'''

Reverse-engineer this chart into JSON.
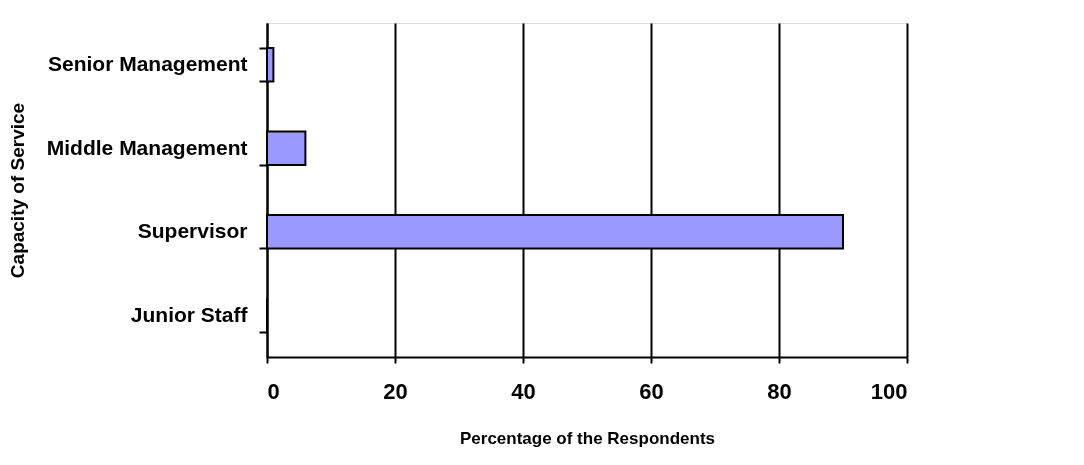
{
  "chart_data": {
    "type": "bar",
    "orientation": "horizontal",
    "xlabel": "Percentage of the Respondents",
    "ylabel": "Capacity of Service",
    "categories": [
      "Senior Management",
      "Middle Management",
      "Supervisor",
      "Junior Staff"
    ],
    "values": [
      1,
      6,
      90,
      0
    ],
    "color": "#9999ff",
    "xlim": [
      0,
      100
    ],
    "xticks": [
      0,
      20,
      40,
      60,
      80,
      100
    ],
    "grid": "x"
  }
}
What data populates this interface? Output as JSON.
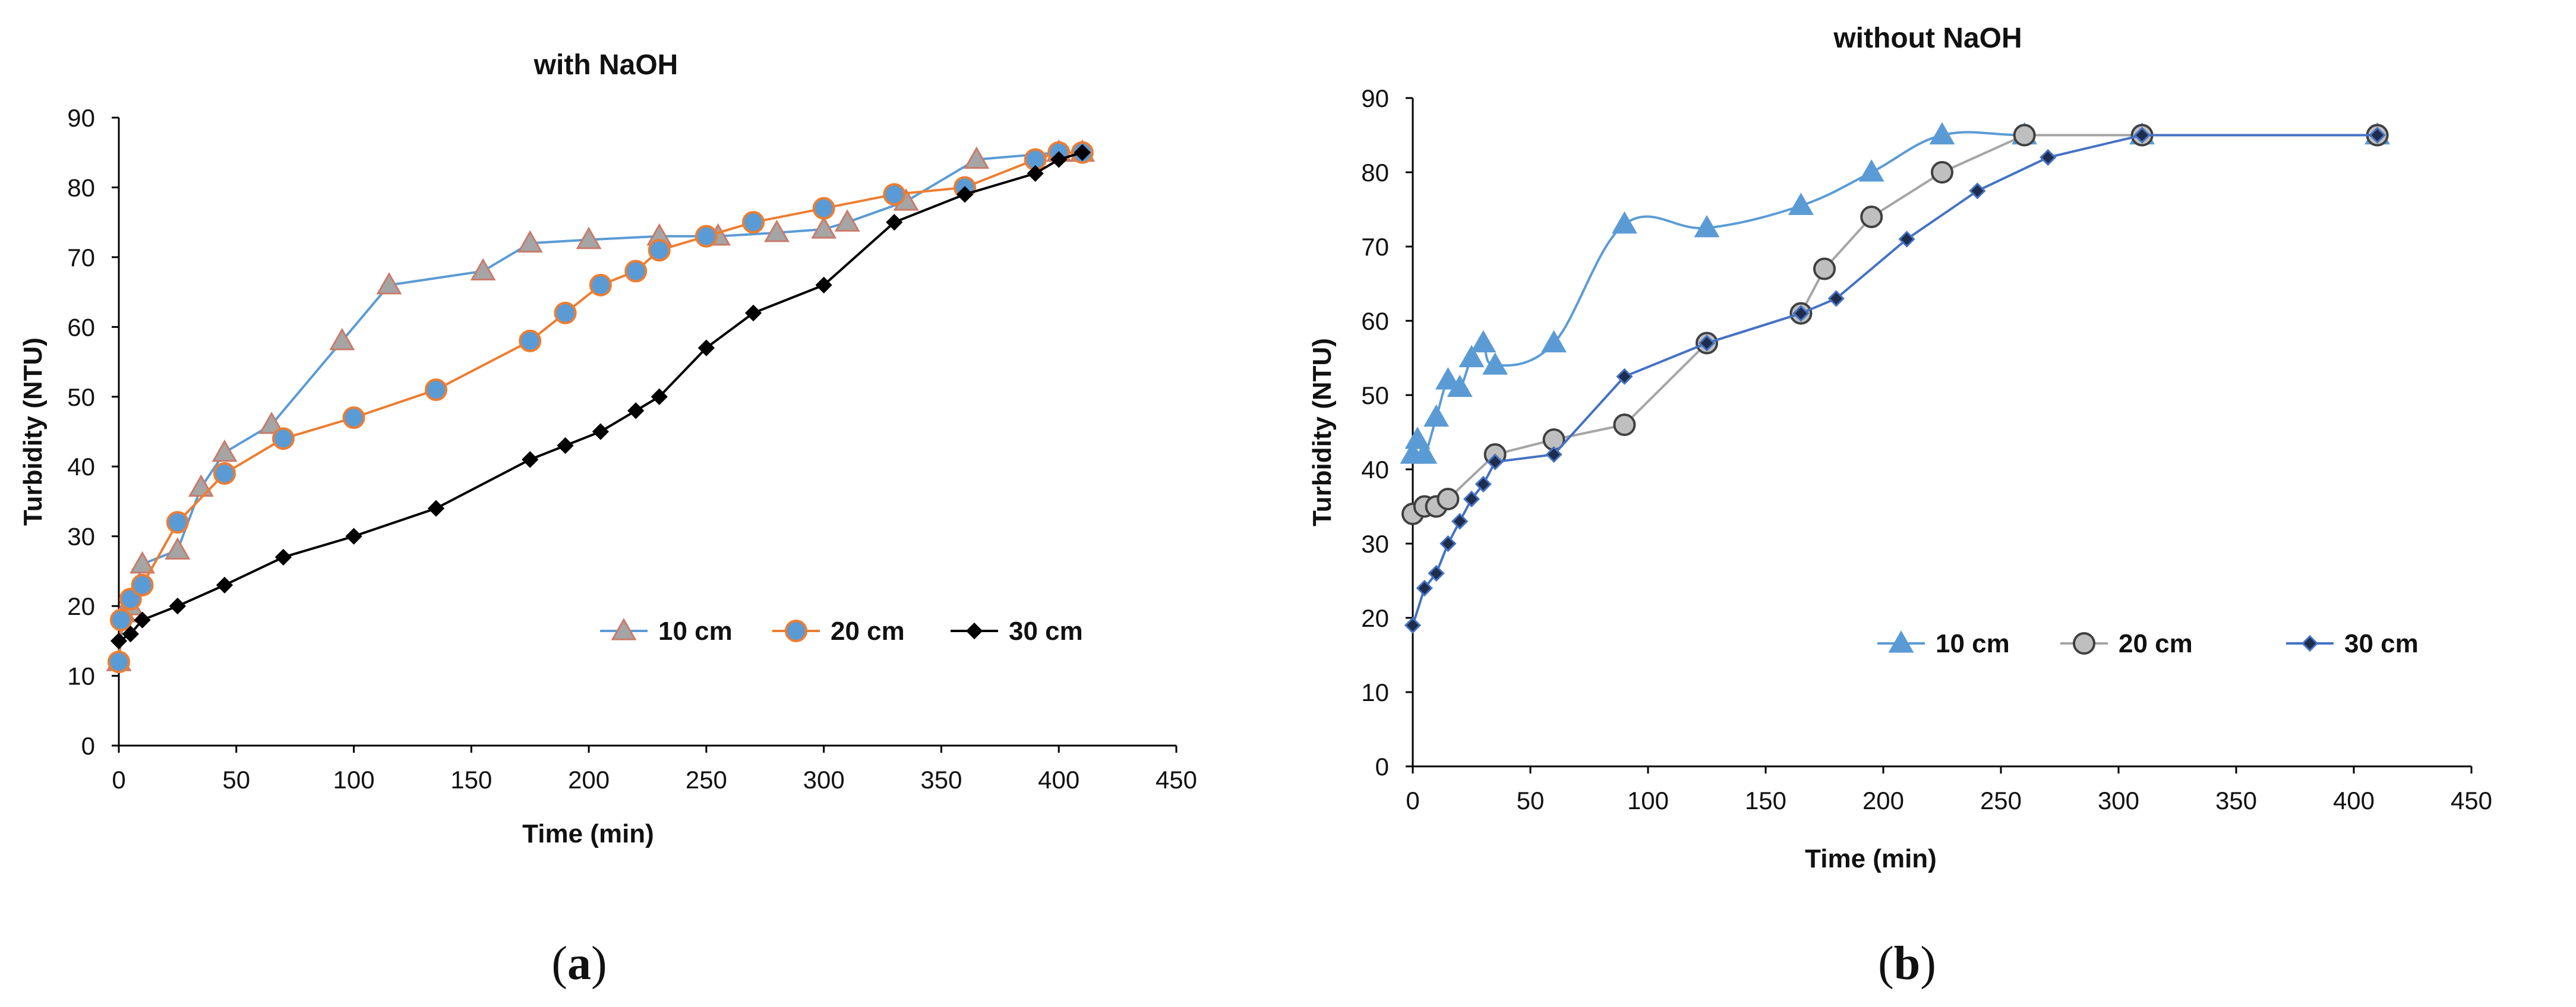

'''

* _WORK TO BE COMPLETED_: Copy the records exactly as they appear, excluding images.

* _EXPECTED ANSWER_:
Reverse-engineer this chart into JSON.
{
  "chart_data": {
    "type": "bar",
    "orientation": "horizontal",
    "xlabel": "Percentage of the Respondents",
    "ylabel": "Capacity of Service",
    "categories": [
      "Senior Management",
      "Middle Management",
      "Supervisor",
      "Junior Staff"
    ],
    "values": [
      1,
      6,
      90,
      0
    ],
    "color": "#9999ff",
    "xlim": [
      0,
      100
    ],
    "xticks": [
      0,
      20,
      40,
      60,
      80,
      100
    ],
    "grid": "x"
  }
}
What data populates this interface? Output as JSON.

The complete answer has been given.